» **EXERCISE OBJECTIVE**: Answer with the number of lines in the listing below that contain the word "text", and nothing else.

» **INPUT ROWS**:
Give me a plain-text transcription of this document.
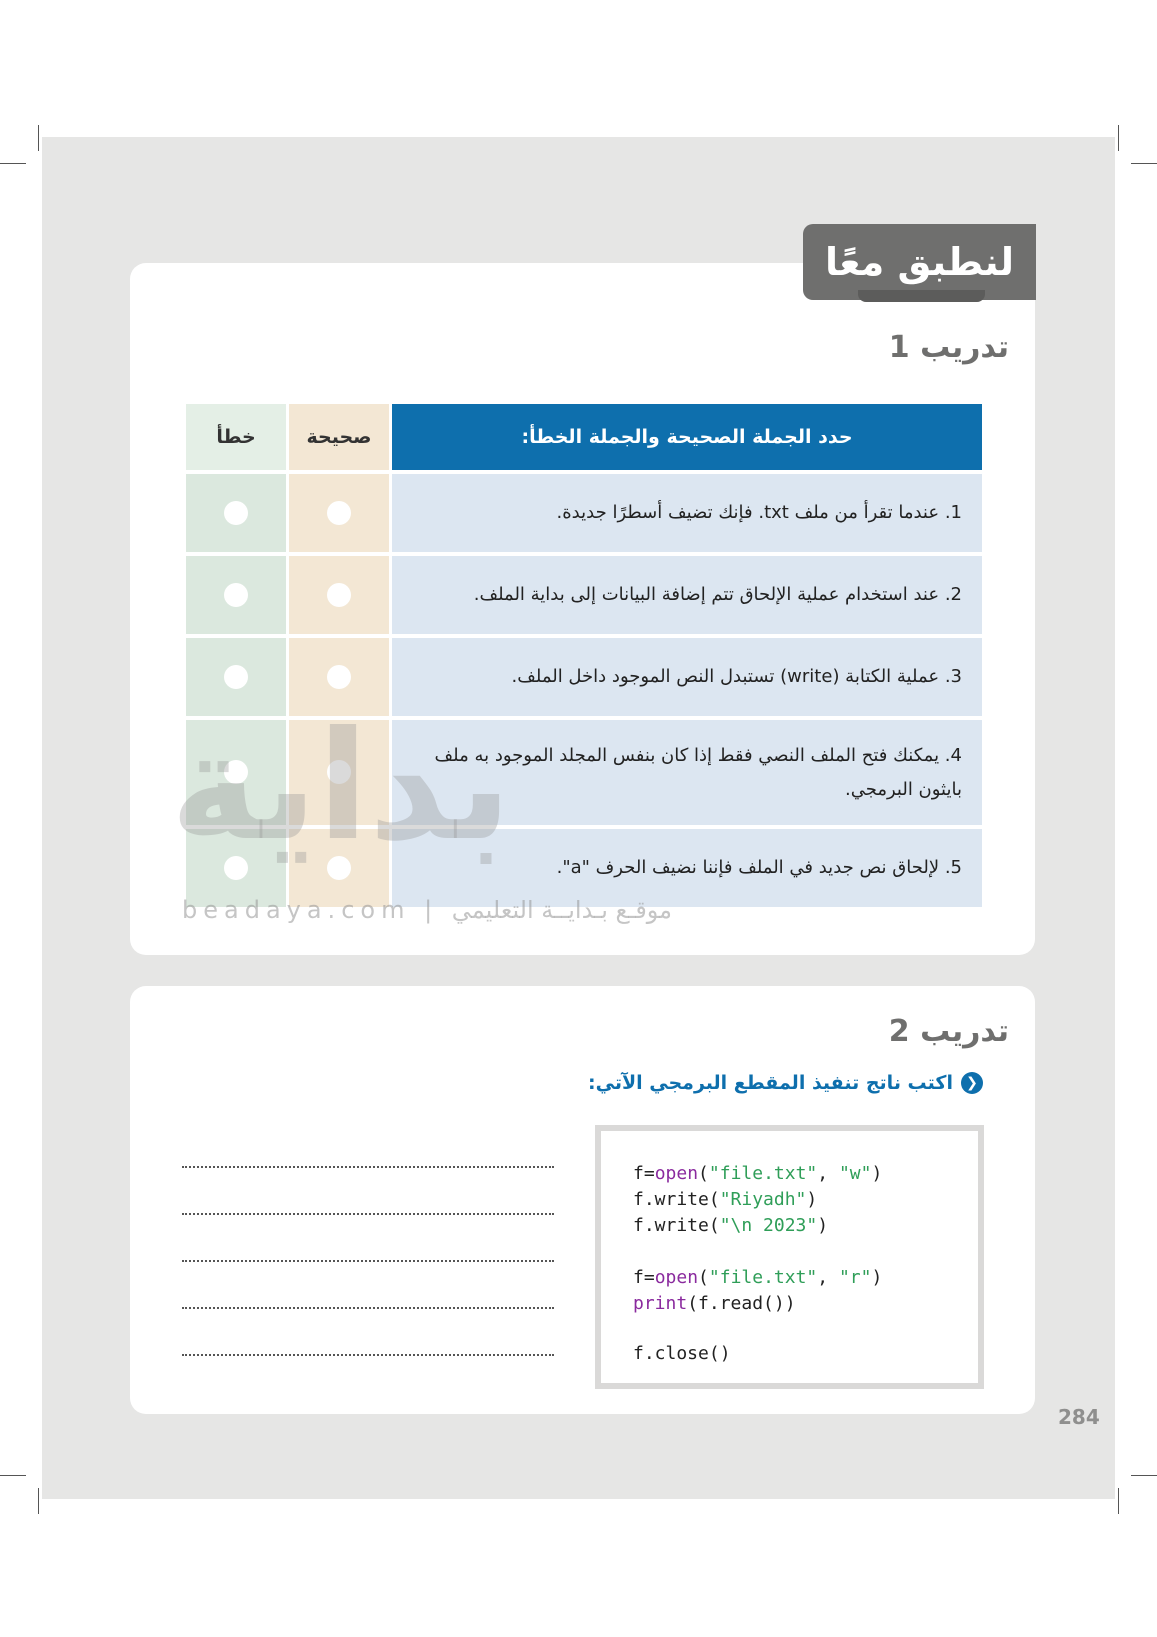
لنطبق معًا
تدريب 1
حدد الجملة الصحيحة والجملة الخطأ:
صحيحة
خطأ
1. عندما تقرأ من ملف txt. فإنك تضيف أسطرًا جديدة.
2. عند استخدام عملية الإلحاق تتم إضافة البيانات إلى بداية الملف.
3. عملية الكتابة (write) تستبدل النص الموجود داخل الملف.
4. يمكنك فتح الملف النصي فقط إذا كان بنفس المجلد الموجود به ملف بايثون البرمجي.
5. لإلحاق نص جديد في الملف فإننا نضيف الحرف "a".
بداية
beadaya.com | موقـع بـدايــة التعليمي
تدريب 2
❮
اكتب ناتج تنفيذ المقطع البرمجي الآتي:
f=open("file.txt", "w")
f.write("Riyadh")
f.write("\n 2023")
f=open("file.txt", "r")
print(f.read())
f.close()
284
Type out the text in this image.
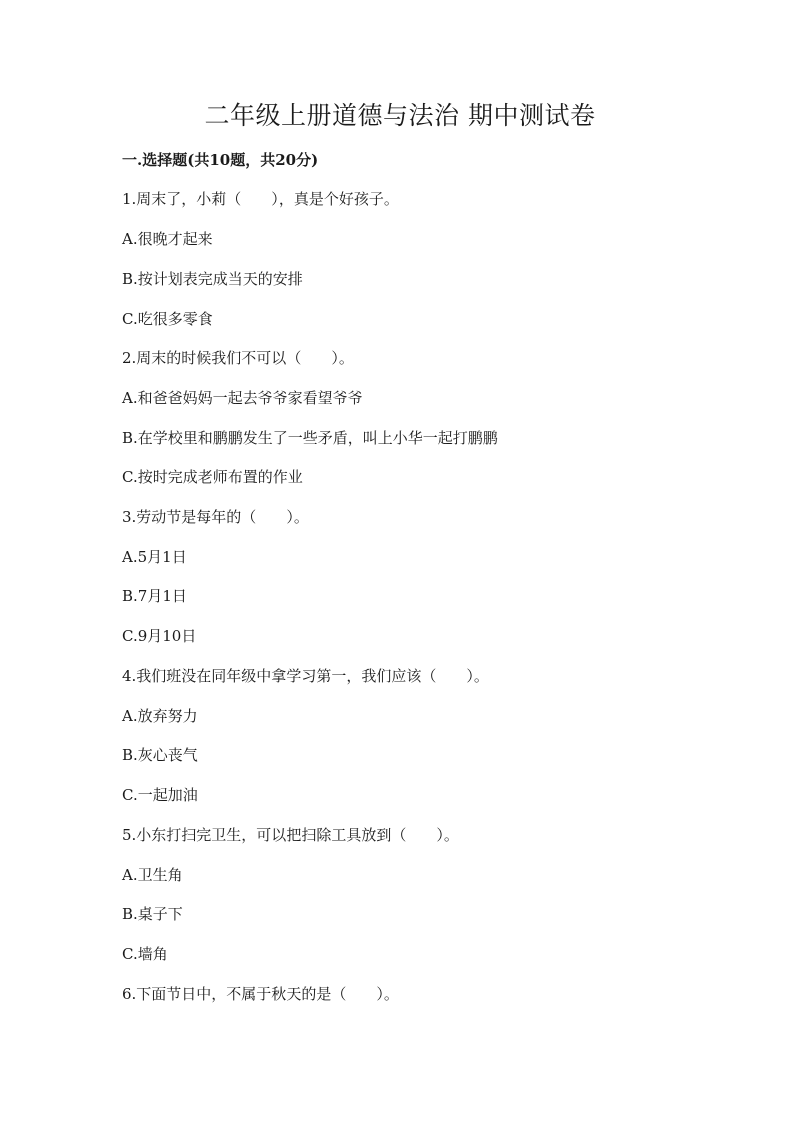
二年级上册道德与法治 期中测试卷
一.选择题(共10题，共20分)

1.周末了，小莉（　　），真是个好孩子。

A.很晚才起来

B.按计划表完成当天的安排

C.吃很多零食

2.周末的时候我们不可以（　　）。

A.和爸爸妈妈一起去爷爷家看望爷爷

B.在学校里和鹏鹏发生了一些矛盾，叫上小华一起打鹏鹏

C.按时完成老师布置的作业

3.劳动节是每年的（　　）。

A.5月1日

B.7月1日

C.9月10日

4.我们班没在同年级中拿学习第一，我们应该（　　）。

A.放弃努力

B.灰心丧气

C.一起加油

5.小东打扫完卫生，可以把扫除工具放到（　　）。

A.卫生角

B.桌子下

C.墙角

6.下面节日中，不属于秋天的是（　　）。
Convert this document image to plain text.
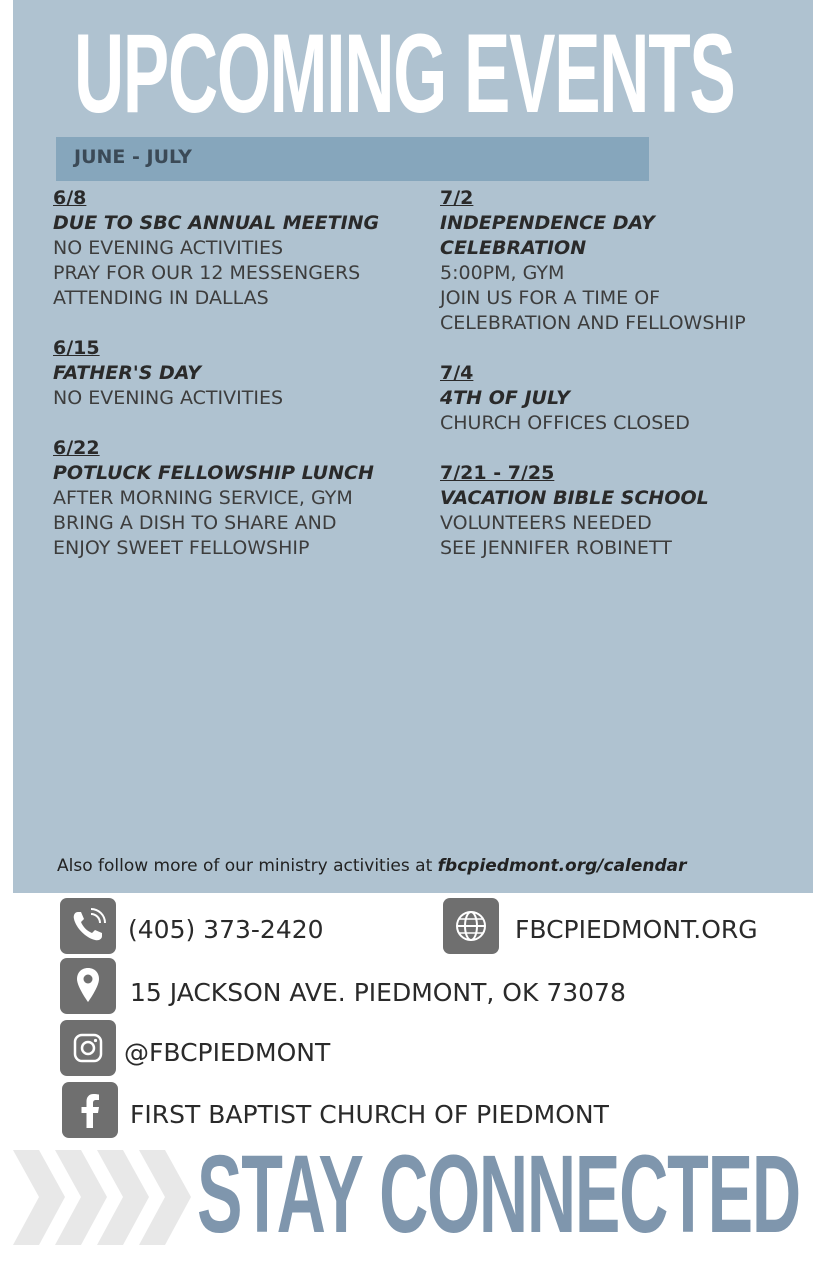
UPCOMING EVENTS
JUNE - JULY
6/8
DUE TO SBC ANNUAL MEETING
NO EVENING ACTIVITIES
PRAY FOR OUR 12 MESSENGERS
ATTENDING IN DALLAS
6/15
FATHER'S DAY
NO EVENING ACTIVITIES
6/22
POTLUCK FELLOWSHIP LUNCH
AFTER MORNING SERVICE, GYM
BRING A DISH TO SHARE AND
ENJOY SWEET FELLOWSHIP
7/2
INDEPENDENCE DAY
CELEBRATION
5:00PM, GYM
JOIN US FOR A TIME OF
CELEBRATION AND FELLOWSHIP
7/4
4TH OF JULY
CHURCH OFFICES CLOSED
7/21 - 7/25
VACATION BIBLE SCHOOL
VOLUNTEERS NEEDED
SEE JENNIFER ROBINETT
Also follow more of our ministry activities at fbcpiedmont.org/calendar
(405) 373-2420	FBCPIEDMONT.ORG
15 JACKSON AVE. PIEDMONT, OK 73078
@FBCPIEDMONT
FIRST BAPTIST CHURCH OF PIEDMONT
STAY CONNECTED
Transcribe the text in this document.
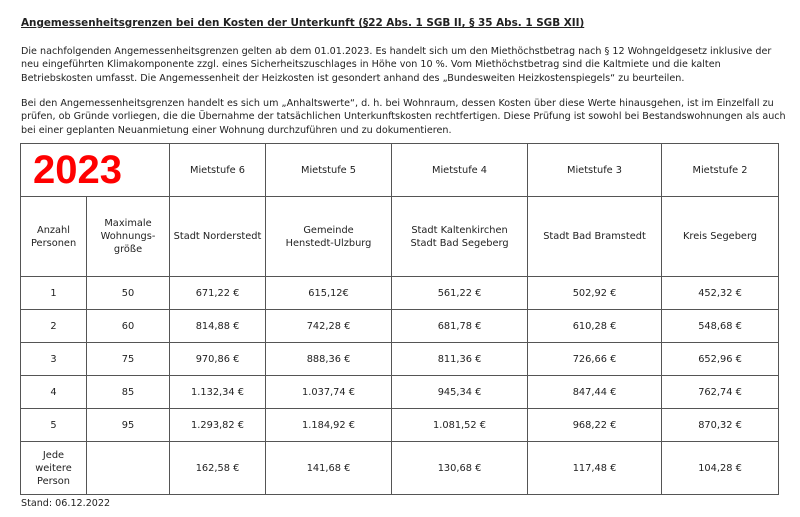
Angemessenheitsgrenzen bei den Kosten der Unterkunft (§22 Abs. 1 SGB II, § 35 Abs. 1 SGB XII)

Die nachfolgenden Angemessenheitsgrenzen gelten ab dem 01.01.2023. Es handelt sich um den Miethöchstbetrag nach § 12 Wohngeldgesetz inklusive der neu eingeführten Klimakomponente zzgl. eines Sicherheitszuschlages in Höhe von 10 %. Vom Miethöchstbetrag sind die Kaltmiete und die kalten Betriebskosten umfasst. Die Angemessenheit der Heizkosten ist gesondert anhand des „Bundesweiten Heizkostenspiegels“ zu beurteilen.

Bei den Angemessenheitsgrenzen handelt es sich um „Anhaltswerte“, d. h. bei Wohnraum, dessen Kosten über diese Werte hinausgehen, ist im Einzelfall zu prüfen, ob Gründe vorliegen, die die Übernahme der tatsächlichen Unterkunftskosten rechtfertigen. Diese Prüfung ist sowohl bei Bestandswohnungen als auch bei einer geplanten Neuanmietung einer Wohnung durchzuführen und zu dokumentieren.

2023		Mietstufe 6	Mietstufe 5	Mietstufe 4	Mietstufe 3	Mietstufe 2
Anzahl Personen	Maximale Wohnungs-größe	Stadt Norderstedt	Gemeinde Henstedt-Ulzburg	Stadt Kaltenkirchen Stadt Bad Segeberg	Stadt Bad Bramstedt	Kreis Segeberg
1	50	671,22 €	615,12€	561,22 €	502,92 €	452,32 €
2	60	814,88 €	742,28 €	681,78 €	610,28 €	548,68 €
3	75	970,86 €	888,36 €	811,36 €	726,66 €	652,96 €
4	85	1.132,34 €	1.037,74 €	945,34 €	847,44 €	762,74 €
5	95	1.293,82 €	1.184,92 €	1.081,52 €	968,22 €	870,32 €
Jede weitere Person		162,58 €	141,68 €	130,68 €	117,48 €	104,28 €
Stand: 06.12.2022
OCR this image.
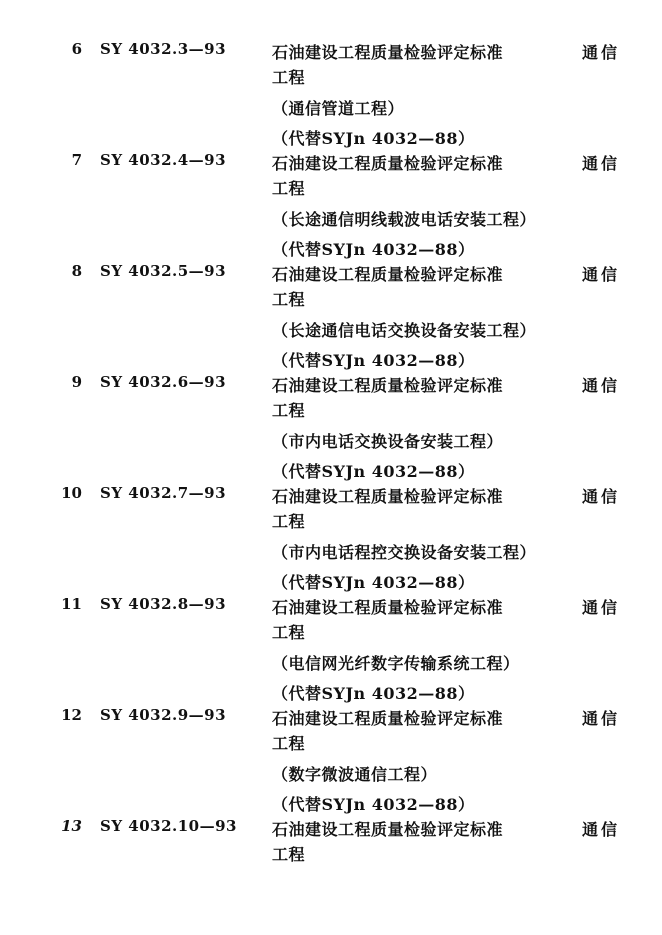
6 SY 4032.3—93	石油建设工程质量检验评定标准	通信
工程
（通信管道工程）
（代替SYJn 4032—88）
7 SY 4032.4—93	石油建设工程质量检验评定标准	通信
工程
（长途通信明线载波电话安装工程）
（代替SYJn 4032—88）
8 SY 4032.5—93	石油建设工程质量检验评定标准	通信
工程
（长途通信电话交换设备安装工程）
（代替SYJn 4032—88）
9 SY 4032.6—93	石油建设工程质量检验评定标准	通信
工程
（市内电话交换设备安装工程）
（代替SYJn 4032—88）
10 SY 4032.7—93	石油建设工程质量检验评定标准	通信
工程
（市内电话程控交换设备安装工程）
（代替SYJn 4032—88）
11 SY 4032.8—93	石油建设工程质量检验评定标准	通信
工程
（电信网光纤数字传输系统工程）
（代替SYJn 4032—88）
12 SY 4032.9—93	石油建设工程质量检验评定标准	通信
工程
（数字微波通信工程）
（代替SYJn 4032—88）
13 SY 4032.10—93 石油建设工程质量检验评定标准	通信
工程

» **TASK RESULT**: 4